Task to complete:
Omit images. Retype all entries verbatim.
== Recorded data ==
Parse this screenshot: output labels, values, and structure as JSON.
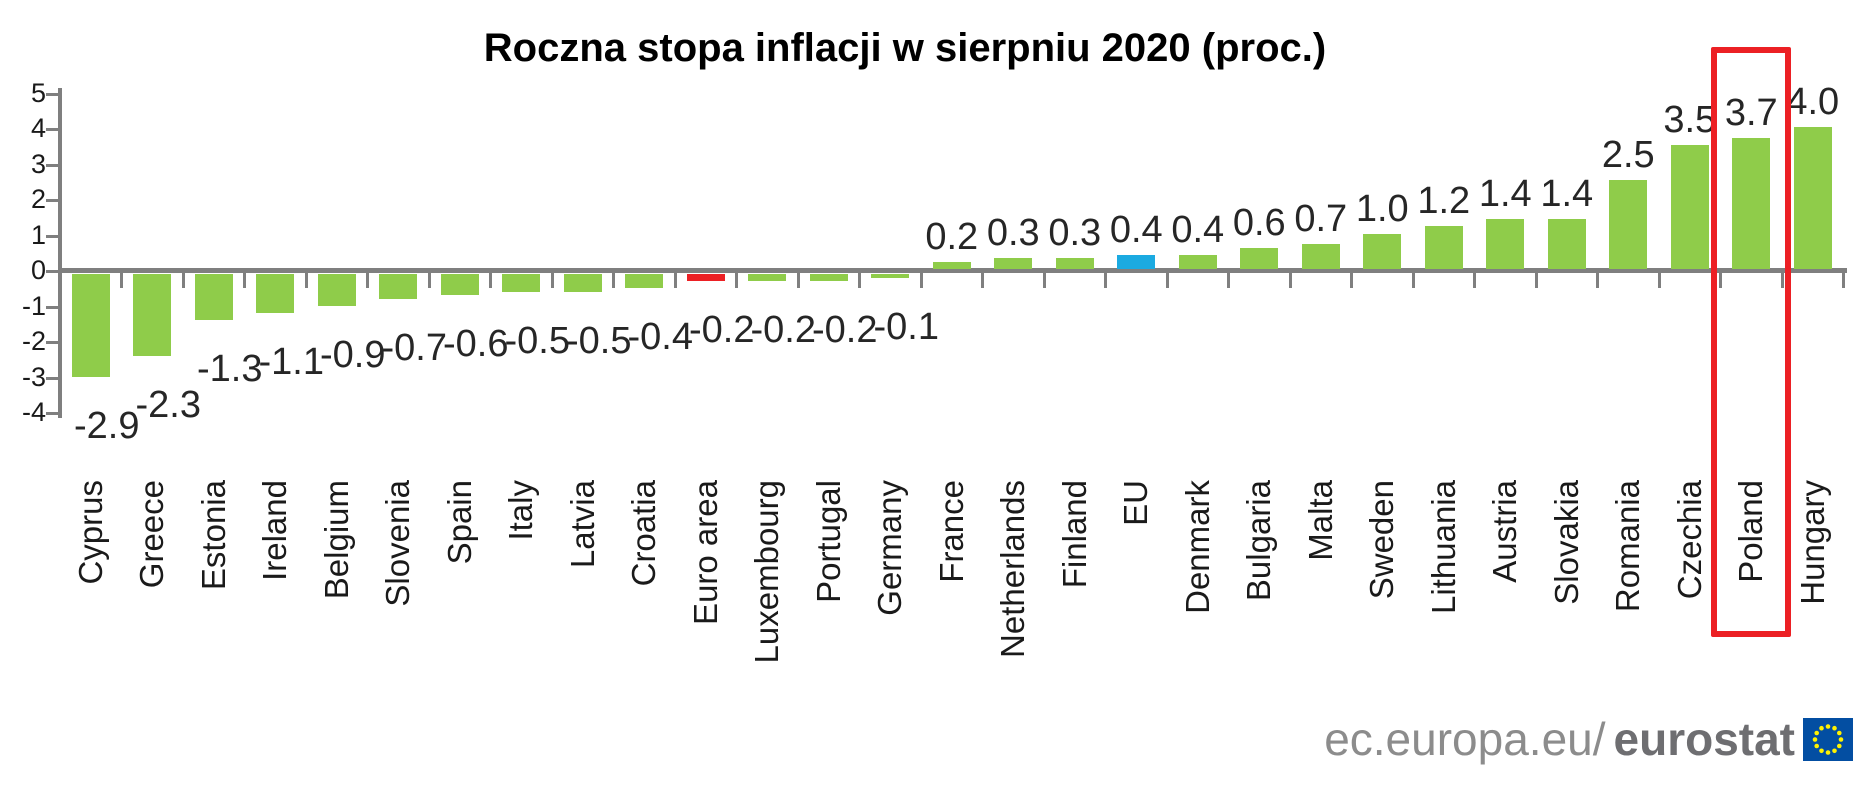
{
  "page": {
    "title": "Roczna stopa inflacji w sierpniu 2020 (proc.)"
  },
  "source_logo": {
    "prefix": "ec.europa.eu/",
    "name": "eurostat",
    "flag_icon": "eu-flag-icon",
    "flag_blue": "#034ea2",
    "flag_star_yellow": "#fff200"
  },
  "chart_data": {
    "type": "bar",
    "title": "Roczna stopa inflacji w sierpniu 2020 (proc.)",
    "xlabel": "",
    "ylabel": "",
    "ylim": [
      -4,
      5
    ],
    "yticks": [
      5,
      4,
      3,
      2,
      1,
      0,
      -1,
      -2,
      -3,
      -4
    ],
    "grid": false,
    "legend": false,
    "value_label_decimals": 1,
    "categories": [
      "Cyprus",
      "Greece",
      "Estonia",
      "Ireland",
      "Belgium",
      "Slovenia",
      "Spain",
      "Italy",
      "Latvia",
      "Croatia",
      "Euro area",
      "Luxembourg",
      "Portugal",
      "Germany",
      "France",
      "Netherlands",
      "Finland",
      "EU",
      "Denmark",
      "Bulgaria",
      "Malta",
      "Sweden",
      "Lithuania",
      "Austria",
      "Slovakia",
      "Romania",
      "Czechia",
      "Poland",
      "Hungary"
    ],
    "values": [
      -2.9,
      -2.3,
      -1.3,
      -1.1,
      -0.9,
      -0.7,
      -0.6,
      -0.5,
      -0.5,
      -0.4,
      -0.2,
      -0.2,
      -0.2,
      -0.1,
      0.2,
      0.3,
      0.3,
      0.4,
      0.4,
      0.6,
      0.7,
      1.0,
      1.2,
      1.4,
      1.4,
      2.5,
      3.5,
      3.7,
      4.0
    ],
    "bar_color_default": "#8fcc4a",
    "bar_color_overrides": {
      "Euro area": "#ec2024",
      "EU": "#1baae1"
    },
    "axis_color": "#7f7f7f",
    "label_color": "#262626",
    "highlighted_category": "Poland",
    "highlight_box_color": "#ec2024"
  }
}
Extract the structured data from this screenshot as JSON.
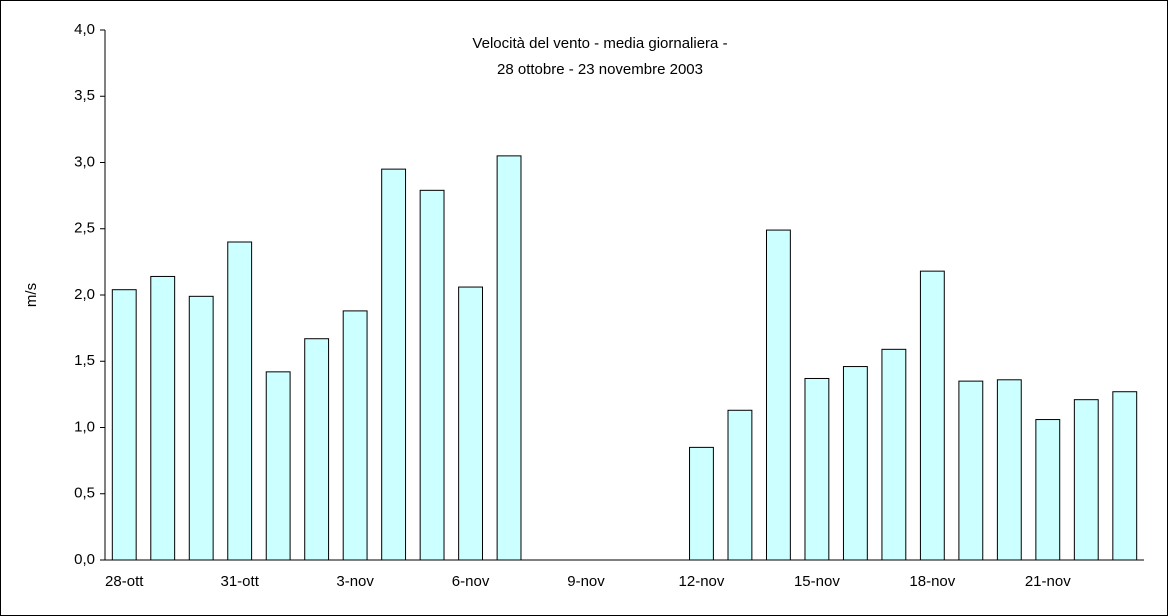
===
Solution:
Parse this screenshot: output labels, values, and structure as JSON.
{
  "page": {
    "title": "Roczna stopa inflacji w sierpniu 2020 (proc.)"
  },
  "source_logo": {
    "prefix": "ec.europa.eu/",
    "name": "eurostat",
    "flag_icon": "eu-flag-icon",
    "flag_blue": "#034ea2",
    "flag_star_yellow": "#fff200"
  },
  "chart_data": {
    "type": "bar",
    "title": "Roczna stopa inflacji w sierpniu 2020 (proc.)",
    "xlabel": "",
    "ylabel": "",
    "ylim": [
      -4,
      5
    ],
    "yticks": [
      5,
      4,
      3,
      2,
      1,
      0,
      -1,
      -2,
      -3,
      -4
    ],
    "grid": false,
    "legend": false,
    "value_label_decimals": 1,
    "categories": [
      "Cyprus",
      "Greece",
      "Estonia",
      "Ireland",
      "Belgium",
      "Slovenia",
      "Spain",
      "Italy",
      "Latvia",
      "Croatia",
      "Euro area",
      "Luxembourg",
      "Portugal",
      "Germany",
      "France",
      "Netherlands",
      "Finland",
      "EU",
      "Denmark",
      "Bulgaria",
      "Malta",
      "Sweden",
      "Lithuania",
      "Austria",
      "Slovakia",
      "Romania",
      "Czechia",
      "Poland",
      "Hungary"
    ],
    "values": [
      -2.9,
      -2.3,
      -1.3,
      -1.1,
      -0.9,
      -0.7,
      -0.6,
      -0.5,
      -0.5,
      -0.4,
      -0.2,
      -0.2,
      -0.2,
      -0.1,
      0.2,
      0.3,
      0.3,
      0.4,
      0.4,
      0.6,
      0.7,
      1.0,
      1.2,
      1.4,
      1.4,
      2.5,
      3.5,
      3.7,
      4.0
    ],
    "bar_color_default": "#8fcc4a",
    "bar_color_overrides": {
      "Euro area": "#ec2024",
      "EU": "#1baae1"
    },
    "axis_color": "#7f7f7f",
    "label_color": "#262626",
    "highlighted_category": "Poland",
    "highlight_box_color": "#ec2024"
  }
}
Extract the structured data from this screenshot as JSON.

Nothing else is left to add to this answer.